» AIM OF THE TASK: Identify the lines that contain the string "ministry", then copy each of them.
**** RECORD EXTRACTS ****
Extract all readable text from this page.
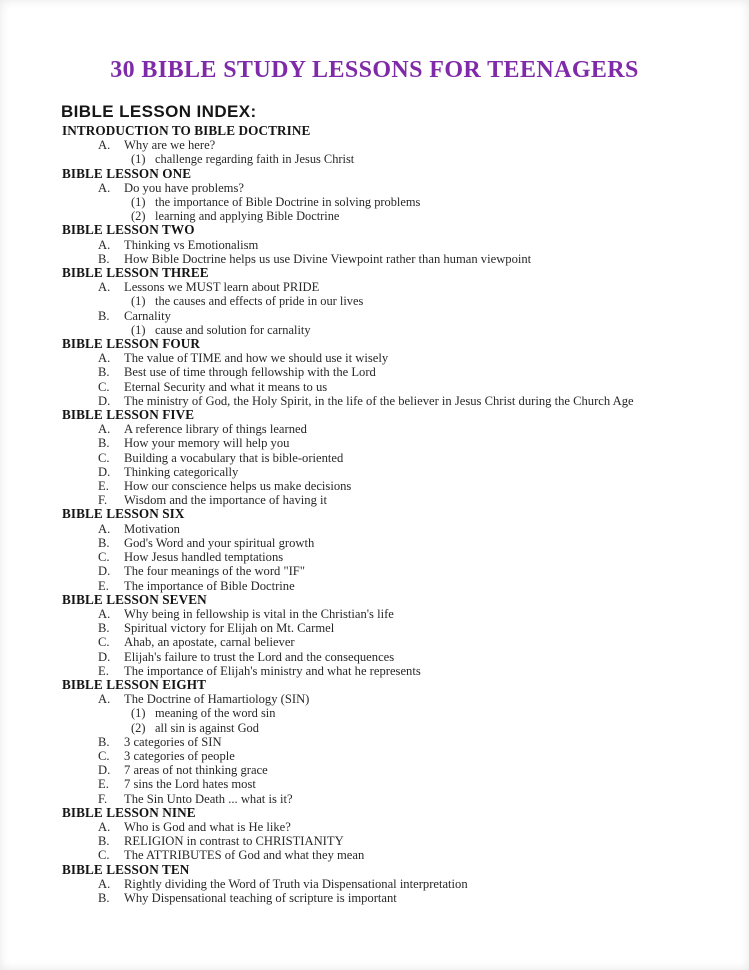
30 BIBLE STUDY LESSONS FOR TEENAGERS
BIBLE LESSON INDEX:
INTRODUCTION TO BIBLE DOCTRINE
A. Why are we here?
(1) challenge regarding faith in Jesus Christ
BIBLE LESSON ONE
A. Do you have problems?
(1) the importance of Bible Doctrine in solving problems
(2) learning and applying Bible Doctrine
BIBLE LESSON TWO
A. Thinking vs Emotionalism
B. How Bible Doctrine helps us use Divine Viewpoint rather than human viewpoint
BIBLE LESSON THREE
A. Lessons we MUST learn about PRIDE
(1) the causes and effects of pride in our lives
B. Carnality
(1) cause and solution for carnality
BIBLE LESSON FOUR
A. The value of TIME and how we should use it wisely
B. Best use of time through fellowship with the Lord
C. Eternal Security and what it means to us
D. The ministry of God, the Holy Spirit, in the life of the believer in Jesus Christ during the Church Age
BIBLE LESSON FIVE
A. A reference library of things learned
B. How your memory will help you
C. Building a vocabulary that is bible-oriented
D. Thinking categorically
E. How our conscience helps us make decisions
F. Wisdom and the importance of having it
BIBLE LESSON SIX
A. Motivation
B. God's Word and your spiritual growth
C. How Jesus handled temptations
D. The four meanings of the word "IF"
E. The importance of Bible Doctrine
BIBLE LESSON SEVEN
A. Why being in fellowship is vital in the Christian's life
B. Spiritual victory for Elijah on Mt. Carmel
C. Ahab, an apostate, carnal believer
D. Elijah's failure to trust the Lord and the consequences
E. The importance of Elijah's ministry and what he represents
BIBLE LESSON EIGHT
A. The Doctrine of Hamartiology (SIN)
(1) meaning of the word sin
(2) all sin is against God
B. 3 categories of SIN
C. 3 categories of people
D. 7 areas of not thinking grace
E. 7 sins the Lord hates most
F. The Sin Unto Death ... what is it?
BIBLE LESSON NINE
A. Who is God and what is He like?
B. RELIGION in contrast to CHRISTIANITY
C. The ATTRIBUTES of God and what they mean
BIBLE LESSON TEN
A. Rightly dividing the Word of Truth via Dispensational interpretation
B. Why Dispensational teaching of scripture is important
****
» COMPLETE RESPONSE:
D. The ministry of God, the Holy Spirit, in the life of the believer in Jesus Christ during the Church Age
E. The importance of Elijah's ministry and what he represents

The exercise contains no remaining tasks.